* [What is required]
Transcribe the data that follows precisely, omitting nothing.

++++ Extracted material ++++

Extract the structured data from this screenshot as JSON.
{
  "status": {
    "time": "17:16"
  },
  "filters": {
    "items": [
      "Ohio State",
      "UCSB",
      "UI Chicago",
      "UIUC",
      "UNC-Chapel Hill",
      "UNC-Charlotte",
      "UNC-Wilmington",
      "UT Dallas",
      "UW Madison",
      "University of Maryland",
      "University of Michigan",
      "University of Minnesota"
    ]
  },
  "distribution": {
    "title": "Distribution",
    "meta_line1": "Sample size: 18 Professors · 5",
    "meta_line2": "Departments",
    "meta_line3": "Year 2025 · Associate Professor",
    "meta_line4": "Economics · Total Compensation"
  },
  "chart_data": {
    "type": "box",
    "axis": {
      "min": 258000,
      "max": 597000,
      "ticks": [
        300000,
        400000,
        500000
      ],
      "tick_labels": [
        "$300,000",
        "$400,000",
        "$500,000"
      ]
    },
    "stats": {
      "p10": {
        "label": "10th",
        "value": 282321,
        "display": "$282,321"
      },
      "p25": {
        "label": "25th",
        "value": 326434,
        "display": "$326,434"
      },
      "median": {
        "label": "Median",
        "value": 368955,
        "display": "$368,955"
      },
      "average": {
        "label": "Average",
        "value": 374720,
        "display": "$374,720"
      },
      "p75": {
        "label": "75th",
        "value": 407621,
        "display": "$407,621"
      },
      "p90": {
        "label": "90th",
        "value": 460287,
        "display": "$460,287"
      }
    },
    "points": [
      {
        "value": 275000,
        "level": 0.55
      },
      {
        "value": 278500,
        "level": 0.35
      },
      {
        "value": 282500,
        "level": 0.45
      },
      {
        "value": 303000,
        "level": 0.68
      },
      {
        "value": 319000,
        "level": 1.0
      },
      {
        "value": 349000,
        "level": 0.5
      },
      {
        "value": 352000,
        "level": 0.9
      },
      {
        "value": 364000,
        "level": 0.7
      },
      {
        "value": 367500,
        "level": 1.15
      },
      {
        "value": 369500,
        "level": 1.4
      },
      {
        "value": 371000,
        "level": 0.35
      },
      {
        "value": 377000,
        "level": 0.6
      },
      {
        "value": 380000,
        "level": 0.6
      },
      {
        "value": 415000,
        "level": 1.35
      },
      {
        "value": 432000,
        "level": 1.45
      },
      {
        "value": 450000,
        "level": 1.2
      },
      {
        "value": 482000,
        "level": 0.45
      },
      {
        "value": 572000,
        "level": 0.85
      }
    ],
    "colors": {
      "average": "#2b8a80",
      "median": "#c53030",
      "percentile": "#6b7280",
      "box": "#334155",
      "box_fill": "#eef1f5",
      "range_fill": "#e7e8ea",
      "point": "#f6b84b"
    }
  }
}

++++

* [Completed exercise]
Extract the structured data from this screenshot as JSON.
{
  "status": {
    "time": "17:16"
  },
  "filters": {
    "items": [
      "Ohio State",
      "UCSB",
      "UI Chicago",
      "UIUC",
      "UNC-Chapel Hill",
      "UNC-Charlotte",
      "UNC-Wilmington",
      "UT Dallas",
      "UW Madison",
      "University of Maryland",
      "University of Michigan",
      "University of Minnesota"
    ]
  },
  "distribution": {
    "title": "Distribution",
    "meta_line1": "Sample size: 18 Professors · 5",
    "meta_line2": "Departments",
    "meta_line3": "Year 2025 · Associate Professor",
    "meta_line4": "Economics · Total Compensation"
  },
  "chart_data": {
    "type": "box",
    "axis": {
      "min": 258000,
      "max": 597000,
      "ticks": [
        300000,
        400000,
        500000
      ],
      "tick_labels": [
        "$300,000",
        "$400,000",
        "$500,000"
      ]
    },
    "stats": {
      "p10": {
        "label": "10th",
        "value": 282321,
        "display": "$282,321"
      },
      "p25": {
        "label": "25th",
        "value": 326434,
        "display": "$326,434"
      },
      "median": {
        "label": "Median",
        "value": 368955,
        "display": "$368,955"
      },
      "average": {
        "label": "Average",
        "value": 374720,
        "display": "$374,720"
      },
      "p75": {
        "label": "75th",
        "value": 407621,
        "display": "$407,621"
      },
      "p90": {
        "label": "90th",
        "value": 460287,
        "display": "$460,287"
      }
    },
    "points": [
      {
        "value": 275000,
        "level": 0.55
      },
      {
        "value": 278500,
        "level": 0.35
      },
      {
        "value": 282500,
        "level": 0.45
      },
      {
        "value": 303000,
        "level": 0.68
      },
      {
        "value": 319000,
        "level": 1.0
      },
      {
        "value": 349000,
        "level": 0.5
      },
      {
        "value": 352000,
        "level": 0.9
      },
      {
        "value": 364000,
        "level": 0.7
      },
      {
        "value": 367500,
        "level": 1.15
      },
      {
        "value": 369500,
        "level": 1.4
      },
      {
        "value": 371000,
        "level": 0.35
      },
      {
        "value": 377000,
        "level": 0.6
      },
      {
        "value": 380000,
        "level": 0.6
      },
      {
        "value": 415000,
        "level": 1.35
      },
      {
        "value": 432000,
        "level": 1.45
      },
      {
        "value": 450000,
        "level": 1.2
      },
      {
        "value": 482000,
        "level": 0.45
      },
      {
        "value": 572000,
        "level": 0.85
      }
    ],
    "colors": {
      "average": "#2b8a80",
      "median": "#c53030",
      "percentile": "#6b7280",
      "box": "#334155",
      "box_fill": "#eef1f5",
      "range_fill": "#e7e8ea",
      "point": "#f6b84b"
    }
  }
}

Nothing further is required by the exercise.